→ **MATERIAL FOR THIS EXERCISE**:
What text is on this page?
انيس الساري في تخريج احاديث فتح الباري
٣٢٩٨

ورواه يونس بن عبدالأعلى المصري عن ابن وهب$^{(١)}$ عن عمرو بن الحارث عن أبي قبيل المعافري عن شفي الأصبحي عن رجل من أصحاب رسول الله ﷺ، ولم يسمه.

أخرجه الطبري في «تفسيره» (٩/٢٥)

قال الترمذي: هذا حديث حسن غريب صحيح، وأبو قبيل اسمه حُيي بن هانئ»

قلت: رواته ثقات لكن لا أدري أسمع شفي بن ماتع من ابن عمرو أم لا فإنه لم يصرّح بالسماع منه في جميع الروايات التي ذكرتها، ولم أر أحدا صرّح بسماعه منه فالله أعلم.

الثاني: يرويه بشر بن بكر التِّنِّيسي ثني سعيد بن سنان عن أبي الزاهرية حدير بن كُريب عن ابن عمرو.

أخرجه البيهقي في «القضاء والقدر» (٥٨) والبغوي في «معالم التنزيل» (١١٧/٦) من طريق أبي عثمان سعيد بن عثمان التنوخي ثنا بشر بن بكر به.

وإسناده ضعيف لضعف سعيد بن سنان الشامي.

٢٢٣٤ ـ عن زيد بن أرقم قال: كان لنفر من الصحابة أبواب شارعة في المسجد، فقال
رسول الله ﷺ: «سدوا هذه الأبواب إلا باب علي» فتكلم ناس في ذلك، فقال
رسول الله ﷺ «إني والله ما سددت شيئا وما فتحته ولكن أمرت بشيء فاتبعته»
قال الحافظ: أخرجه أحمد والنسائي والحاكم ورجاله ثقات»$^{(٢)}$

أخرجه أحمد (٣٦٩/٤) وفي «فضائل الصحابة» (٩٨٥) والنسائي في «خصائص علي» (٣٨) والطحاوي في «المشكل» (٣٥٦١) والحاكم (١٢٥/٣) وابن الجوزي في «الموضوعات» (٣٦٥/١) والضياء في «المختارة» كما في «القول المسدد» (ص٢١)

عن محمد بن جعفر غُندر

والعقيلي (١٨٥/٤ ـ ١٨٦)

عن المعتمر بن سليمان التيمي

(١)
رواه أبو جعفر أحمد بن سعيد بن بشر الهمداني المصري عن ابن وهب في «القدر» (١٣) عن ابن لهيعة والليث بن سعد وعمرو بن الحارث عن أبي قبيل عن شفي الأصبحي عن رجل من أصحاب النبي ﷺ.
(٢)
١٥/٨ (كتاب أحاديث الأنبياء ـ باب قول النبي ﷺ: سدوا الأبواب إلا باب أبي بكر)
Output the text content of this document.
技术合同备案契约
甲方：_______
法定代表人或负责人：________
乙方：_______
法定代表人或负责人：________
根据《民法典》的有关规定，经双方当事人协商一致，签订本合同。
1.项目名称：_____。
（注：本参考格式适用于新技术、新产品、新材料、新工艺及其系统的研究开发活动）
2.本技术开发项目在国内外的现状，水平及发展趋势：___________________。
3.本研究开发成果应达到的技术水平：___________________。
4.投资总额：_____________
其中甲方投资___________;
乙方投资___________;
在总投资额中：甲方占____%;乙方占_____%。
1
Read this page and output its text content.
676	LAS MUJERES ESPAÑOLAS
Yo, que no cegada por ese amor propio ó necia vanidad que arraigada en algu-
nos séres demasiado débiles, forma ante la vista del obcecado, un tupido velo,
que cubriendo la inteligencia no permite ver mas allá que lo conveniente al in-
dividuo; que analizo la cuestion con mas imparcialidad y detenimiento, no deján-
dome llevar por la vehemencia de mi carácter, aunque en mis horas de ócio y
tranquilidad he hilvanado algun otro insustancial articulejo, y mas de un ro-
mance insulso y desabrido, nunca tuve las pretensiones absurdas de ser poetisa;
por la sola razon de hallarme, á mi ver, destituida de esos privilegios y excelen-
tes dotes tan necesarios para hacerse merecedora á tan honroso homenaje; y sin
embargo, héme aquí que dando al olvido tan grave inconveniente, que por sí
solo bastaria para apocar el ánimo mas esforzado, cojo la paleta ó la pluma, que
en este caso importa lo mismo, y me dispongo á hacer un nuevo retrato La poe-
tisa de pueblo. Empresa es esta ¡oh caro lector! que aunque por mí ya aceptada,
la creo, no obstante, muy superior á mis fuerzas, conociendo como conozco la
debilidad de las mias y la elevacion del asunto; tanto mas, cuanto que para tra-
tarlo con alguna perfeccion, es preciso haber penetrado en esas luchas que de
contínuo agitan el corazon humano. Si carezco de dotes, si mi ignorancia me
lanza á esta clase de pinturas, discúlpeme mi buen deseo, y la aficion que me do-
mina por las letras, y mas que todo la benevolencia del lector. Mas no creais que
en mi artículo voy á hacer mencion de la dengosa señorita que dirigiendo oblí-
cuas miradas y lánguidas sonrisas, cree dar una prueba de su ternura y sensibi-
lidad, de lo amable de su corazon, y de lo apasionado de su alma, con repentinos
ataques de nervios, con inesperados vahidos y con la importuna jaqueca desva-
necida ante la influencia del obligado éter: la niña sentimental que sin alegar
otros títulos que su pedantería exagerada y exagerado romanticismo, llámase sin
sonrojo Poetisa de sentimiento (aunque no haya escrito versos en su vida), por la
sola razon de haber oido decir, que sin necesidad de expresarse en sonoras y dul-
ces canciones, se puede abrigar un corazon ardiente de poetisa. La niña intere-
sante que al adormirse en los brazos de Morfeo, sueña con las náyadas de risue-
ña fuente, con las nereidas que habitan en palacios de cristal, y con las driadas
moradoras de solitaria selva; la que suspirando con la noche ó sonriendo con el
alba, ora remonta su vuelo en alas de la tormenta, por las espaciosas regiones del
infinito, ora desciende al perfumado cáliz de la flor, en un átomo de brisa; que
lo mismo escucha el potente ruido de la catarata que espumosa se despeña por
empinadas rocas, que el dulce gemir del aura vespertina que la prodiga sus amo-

→ **EXERCISE**: Find how many lines hold the string "والنسائي", and state that number alone.

→ **FINAL RESULT**: 2